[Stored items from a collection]
------------------------

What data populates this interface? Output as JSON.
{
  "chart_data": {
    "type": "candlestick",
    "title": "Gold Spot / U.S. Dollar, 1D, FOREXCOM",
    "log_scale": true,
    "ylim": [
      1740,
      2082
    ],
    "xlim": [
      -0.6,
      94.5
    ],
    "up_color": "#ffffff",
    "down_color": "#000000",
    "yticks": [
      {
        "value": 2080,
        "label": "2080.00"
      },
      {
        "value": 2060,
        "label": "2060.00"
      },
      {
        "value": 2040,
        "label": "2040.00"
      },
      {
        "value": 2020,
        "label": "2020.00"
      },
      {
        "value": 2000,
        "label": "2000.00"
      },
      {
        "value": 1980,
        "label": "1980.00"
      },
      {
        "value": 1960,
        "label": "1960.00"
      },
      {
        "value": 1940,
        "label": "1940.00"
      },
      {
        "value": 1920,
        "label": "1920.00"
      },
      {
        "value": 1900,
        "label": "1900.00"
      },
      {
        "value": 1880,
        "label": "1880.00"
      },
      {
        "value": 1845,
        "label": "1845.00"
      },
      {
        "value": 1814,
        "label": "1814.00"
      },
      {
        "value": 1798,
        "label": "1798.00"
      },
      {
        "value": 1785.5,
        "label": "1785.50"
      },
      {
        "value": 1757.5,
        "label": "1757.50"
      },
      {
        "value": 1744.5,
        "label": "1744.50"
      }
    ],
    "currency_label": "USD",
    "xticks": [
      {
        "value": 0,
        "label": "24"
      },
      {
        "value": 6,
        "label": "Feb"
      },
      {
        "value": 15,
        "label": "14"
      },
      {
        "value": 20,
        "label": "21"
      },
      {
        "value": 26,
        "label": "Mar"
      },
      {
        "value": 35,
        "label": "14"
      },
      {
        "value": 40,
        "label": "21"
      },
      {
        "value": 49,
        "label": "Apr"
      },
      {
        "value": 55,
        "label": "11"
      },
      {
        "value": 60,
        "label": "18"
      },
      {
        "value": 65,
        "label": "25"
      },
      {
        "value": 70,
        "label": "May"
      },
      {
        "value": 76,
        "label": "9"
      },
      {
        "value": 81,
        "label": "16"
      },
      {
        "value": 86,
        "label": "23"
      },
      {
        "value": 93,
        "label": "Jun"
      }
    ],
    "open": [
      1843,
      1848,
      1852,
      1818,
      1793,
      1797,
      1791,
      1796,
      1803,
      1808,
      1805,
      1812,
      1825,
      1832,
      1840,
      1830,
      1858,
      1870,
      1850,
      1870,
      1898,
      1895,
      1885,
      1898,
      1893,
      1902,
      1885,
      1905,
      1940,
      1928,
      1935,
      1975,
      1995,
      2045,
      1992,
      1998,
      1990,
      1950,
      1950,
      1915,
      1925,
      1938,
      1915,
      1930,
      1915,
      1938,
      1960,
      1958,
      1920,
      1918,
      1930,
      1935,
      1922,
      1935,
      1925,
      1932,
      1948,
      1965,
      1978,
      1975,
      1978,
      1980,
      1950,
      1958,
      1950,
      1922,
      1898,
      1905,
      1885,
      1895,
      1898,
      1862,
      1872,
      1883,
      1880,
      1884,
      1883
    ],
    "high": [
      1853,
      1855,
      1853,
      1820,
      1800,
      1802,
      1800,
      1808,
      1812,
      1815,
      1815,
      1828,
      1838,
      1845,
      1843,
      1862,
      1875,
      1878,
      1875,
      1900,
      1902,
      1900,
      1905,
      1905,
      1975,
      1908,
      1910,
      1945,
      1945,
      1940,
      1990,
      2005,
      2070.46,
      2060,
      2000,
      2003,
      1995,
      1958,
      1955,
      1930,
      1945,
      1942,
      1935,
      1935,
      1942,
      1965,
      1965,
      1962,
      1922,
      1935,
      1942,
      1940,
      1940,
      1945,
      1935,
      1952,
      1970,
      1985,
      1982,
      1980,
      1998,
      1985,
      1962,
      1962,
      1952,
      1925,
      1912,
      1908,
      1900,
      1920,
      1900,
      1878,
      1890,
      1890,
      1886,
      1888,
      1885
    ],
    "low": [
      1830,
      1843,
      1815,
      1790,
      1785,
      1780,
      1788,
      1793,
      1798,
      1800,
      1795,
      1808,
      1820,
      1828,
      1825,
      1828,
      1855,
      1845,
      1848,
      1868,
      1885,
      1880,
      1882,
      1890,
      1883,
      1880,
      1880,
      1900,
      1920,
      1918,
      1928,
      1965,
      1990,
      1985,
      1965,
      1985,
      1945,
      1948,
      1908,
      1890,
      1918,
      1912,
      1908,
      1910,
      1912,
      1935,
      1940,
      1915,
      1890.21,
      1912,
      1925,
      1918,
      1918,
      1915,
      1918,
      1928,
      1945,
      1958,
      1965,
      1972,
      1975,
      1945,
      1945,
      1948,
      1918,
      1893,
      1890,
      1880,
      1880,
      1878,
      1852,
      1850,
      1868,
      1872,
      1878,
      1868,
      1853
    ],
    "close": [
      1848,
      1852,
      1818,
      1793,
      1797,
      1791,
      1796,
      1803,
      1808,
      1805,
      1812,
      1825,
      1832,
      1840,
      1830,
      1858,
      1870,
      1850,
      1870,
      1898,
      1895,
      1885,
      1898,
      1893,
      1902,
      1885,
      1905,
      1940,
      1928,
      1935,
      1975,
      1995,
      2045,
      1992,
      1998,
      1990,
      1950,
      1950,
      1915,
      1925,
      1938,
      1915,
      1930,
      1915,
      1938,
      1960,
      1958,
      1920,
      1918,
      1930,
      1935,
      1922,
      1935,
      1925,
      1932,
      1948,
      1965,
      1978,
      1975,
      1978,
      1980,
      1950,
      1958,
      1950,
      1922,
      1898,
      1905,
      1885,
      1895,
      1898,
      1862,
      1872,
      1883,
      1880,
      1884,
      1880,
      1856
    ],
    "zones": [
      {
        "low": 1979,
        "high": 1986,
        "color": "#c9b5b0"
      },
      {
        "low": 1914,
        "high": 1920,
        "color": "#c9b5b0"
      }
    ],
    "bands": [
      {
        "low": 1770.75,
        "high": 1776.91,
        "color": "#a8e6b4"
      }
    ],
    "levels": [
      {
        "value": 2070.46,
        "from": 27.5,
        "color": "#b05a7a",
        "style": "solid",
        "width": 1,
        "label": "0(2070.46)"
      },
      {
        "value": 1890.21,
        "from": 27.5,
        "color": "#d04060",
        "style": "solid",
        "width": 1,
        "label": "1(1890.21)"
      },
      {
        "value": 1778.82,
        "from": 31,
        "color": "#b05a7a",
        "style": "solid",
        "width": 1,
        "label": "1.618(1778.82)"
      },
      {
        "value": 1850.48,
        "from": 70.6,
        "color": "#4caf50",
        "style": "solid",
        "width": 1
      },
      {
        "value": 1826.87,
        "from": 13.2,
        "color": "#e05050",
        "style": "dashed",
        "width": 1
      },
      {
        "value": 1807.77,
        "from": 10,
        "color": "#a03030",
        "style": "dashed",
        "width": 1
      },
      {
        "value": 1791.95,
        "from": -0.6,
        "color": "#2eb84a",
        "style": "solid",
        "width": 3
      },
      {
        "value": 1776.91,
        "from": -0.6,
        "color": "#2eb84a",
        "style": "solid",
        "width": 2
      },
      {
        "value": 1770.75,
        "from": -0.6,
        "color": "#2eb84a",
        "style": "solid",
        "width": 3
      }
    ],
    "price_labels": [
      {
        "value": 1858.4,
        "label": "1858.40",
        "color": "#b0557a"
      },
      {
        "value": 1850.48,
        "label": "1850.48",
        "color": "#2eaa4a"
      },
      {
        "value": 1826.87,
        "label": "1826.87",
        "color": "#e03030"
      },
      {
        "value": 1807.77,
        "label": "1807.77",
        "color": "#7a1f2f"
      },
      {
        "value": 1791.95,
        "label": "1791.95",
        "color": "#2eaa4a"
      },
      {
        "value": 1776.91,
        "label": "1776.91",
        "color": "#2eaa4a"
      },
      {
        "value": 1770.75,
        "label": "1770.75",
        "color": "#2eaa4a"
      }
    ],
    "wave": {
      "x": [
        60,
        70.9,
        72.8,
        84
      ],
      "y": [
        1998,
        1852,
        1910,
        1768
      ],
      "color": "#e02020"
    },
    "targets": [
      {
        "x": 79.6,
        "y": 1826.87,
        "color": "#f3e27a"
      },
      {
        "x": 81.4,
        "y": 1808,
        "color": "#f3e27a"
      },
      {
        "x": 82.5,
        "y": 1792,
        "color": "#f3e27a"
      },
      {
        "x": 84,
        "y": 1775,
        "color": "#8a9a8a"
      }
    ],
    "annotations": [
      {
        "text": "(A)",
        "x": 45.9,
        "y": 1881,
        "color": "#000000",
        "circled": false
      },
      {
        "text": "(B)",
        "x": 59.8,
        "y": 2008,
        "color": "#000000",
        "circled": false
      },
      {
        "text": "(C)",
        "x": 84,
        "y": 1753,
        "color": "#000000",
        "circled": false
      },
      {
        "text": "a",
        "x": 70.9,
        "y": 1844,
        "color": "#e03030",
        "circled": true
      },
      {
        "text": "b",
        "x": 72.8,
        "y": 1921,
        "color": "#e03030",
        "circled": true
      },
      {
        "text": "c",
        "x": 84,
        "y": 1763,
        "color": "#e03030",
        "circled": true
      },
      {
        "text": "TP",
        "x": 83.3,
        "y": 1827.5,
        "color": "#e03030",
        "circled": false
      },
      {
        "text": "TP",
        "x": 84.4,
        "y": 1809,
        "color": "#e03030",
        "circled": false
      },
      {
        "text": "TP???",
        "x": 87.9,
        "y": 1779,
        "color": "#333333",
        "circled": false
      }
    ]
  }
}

------------------------

WHAT THE TASK ASKS:
Find how many lines include the string "text" and report that number alone.

EXERCISE OUTPUT:
9